OBJECTIVE
Look through the material below. Copy each line that contains the string "ochrony".

SOURCE MATERIAL
⁂
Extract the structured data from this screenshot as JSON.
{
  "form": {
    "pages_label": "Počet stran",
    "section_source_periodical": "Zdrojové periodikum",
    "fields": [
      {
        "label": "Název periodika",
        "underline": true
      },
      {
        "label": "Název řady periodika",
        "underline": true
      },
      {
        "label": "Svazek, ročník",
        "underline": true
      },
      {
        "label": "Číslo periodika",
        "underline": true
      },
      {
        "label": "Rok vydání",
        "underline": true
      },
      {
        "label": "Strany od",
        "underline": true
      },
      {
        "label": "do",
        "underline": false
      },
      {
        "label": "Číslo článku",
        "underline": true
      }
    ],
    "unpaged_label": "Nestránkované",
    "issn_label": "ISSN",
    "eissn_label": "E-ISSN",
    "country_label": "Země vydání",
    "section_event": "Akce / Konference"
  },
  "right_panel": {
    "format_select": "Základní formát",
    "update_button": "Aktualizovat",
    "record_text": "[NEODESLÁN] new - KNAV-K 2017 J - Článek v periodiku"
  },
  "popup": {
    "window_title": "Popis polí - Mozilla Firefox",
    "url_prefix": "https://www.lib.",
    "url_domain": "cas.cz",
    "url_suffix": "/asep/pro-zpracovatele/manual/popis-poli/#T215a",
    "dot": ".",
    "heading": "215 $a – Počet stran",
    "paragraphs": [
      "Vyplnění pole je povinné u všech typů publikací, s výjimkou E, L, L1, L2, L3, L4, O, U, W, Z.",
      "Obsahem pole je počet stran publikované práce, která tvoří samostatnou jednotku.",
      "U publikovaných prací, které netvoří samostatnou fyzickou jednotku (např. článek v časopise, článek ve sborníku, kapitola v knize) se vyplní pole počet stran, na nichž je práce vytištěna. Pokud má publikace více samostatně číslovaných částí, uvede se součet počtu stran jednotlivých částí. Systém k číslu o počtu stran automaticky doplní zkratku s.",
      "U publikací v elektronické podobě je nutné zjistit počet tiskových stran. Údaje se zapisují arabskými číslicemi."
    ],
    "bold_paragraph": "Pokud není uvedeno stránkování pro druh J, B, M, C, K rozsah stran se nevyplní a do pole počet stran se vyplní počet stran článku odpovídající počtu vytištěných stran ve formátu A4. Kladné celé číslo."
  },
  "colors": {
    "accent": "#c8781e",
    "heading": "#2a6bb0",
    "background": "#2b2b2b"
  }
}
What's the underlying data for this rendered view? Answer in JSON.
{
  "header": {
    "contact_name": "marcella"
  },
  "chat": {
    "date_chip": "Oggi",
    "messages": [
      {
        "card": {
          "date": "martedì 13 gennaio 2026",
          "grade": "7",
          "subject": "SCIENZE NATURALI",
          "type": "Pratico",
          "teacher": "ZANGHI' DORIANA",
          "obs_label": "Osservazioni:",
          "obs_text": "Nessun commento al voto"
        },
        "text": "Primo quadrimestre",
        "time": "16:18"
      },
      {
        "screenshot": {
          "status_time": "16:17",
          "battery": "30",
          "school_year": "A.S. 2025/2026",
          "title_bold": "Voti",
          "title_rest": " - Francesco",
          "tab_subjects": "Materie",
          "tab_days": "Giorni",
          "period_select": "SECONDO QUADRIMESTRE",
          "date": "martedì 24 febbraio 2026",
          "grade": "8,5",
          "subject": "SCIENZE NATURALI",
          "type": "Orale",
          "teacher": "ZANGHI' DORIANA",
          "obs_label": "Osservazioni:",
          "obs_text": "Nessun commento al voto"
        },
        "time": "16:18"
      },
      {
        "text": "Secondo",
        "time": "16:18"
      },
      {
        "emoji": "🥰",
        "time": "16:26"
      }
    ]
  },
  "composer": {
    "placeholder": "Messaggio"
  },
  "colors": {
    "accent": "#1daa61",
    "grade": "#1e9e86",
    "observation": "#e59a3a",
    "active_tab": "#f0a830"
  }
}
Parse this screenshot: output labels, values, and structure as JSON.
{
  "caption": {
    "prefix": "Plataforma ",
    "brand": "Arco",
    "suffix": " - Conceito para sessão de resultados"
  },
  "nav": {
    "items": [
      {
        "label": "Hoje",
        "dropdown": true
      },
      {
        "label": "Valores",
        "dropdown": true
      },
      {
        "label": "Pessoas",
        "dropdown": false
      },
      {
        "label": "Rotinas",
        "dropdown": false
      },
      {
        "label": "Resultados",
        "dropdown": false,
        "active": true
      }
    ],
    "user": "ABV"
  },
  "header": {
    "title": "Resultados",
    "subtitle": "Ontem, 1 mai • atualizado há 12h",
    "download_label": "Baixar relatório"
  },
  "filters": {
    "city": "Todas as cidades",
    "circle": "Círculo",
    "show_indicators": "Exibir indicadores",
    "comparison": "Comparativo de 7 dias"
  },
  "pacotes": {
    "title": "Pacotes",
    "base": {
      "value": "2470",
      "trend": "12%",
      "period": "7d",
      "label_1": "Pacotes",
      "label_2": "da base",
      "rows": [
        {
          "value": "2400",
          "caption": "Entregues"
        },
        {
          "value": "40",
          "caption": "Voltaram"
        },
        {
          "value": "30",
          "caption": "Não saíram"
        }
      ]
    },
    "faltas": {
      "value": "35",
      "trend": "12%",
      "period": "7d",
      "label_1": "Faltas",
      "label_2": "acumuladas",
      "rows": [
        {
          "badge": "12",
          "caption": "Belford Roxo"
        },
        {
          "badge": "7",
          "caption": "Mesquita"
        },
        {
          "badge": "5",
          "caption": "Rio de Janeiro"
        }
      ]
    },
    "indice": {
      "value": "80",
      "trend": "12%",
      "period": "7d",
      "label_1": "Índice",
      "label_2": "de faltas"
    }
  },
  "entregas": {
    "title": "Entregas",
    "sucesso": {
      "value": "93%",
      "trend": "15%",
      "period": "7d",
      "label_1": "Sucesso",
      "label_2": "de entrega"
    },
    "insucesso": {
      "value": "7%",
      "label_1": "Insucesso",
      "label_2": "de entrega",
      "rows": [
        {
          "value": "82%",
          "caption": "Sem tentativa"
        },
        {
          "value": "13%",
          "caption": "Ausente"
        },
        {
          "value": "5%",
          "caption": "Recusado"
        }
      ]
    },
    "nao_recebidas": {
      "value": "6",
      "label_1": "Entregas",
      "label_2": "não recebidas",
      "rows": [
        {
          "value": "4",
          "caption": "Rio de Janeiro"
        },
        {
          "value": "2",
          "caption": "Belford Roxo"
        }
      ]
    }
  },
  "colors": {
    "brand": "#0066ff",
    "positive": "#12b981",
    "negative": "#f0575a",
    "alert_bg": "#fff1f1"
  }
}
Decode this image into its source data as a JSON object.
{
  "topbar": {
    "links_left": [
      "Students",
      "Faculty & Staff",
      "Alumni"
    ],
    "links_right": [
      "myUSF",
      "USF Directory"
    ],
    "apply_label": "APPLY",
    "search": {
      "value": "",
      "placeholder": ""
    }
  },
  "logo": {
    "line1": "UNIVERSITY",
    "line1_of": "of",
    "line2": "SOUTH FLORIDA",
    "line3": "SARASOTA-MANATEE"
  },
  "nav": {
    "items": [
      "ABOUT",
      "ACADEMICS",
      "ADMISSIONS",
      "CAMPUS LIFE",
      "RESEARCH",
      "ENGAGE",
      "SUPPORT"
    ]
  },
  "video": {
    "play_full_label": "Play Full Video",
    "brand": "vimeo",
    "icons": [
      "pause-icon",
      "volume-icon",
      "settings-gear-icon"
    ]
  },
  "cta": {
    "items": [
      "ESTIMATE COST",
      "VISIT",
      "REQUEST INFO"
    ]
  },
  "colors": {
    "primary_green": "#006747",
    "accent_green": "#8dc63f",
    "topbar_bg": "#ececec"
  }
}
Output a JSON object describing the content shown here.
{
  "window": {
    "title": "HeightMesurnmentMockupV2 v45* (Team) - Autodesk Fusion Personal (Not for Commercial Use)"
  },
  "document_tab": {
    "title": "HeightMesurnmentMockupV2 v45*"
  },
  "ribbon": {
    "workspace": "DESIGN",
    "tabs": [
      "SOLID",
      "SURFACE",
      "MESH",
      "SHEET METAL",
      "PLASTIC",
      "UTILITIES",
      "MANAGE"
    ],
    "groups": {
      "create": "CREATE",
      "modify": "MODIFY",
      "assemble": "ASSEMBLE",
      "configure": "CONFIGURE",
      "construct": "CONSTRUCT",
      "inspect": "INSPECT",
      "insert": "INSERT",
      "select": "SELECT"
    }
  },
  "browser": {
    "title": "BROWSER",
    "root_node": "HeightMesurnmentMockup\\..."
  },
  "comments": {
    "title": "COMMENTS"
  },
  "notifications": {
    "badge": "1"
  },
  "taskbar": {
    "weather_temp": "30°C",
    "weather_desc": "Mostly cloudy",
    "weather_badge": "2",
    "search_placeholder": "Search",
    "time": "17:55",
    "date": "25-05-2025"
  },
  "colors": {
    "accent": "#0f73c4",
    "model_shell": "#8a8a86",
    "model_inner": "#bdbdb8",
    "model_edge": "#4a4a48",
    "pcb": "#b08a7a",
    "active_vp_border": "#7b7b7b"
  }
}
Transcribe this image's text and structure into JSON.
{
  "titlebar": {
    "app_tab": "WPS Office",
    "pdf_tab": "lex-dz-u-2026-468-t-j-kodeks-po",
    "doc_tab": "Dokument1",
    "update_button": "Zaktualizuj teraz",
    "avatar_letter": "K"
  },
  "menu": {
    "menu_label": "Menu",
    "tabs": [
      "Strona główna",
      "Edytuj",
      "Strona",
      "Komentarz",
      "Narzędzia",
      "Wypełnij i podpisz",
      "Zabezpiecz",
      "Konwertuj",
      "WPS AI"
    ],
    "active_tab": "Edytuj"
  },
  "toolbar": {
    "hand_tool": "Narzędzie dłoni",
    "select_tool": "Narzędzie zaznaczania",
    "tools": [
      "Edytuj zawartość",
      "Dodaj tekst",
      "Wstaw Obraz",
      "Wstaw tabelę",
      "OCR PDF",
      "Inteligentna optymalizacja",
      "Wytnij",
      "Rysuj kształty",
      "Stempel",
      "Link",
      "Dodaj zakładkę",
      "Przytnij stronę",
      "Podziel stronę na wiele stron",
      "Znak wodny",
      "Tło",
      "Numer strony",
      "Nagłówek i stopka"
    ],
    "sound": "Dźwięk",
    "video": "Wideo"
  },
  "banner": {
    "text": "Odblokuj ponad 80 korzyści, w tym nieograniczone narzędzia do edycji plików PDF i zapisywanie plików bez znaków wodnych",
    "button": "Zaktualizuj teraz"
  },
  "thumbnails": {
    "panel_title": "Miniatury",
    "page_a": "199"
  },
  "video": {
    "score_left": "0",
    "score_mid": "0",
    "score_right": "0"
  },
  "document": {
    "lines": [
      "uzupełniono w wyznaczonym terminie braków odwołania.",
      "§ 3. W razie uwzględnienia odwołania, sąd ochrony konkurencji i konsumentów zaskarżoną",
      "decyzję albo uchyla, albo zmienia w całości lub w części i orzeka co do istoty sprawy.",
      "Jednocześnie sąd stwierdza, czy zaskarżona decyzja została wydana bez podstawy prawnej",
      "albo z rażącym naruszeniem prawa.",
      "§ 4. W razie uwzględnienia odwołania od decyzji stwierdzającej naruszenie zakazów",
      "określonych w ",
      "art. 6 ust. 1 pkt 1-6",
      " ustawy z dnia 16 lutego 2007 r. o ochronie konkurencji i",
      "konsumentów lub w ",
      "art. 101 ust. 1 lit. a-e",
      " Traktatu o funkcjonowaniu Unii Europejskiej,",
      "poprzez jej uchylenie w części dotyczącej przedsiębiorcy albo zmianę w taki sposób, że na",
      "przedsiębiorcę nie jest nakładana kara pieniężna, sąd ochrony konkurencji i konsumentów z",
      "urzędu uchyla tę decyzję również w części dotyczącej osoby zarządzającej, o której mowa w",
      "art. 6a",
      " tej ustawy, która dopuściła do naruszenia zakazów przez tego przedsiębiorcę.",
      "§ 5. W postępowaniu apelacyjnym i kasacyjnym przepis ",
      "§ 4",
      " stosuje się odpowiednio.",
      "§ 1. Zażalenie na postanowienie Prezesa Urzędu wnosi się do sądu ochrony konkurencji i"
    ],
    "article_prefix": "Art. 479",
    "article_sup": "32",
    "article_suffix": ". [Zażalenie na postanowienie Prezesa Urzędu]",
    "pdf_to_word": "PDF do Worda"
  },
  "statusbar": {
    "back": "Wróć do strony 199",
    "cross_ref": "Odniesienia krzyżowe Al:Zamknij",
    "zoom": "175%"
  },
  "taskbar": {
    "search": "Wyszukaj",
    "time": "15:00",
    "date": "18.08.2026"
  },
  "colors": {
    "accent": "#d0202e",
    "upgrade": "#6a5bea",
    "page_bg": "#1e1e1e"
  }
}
⁂
PROBLEM SOLUTION
      "§ 3. W razie uwzględnienia odwołania, sąd ochrony konkurencji i konsumentów zaskarżoną",
      "przedsiębiorcę nie jest nakładana kara pieniężna, sąd ochrony konkurencji i konsumentów z",
      "§ 1. Zażalenie na postanowienie Prezesa Urzędu wnosi się do sądu ochrony konkurencji i"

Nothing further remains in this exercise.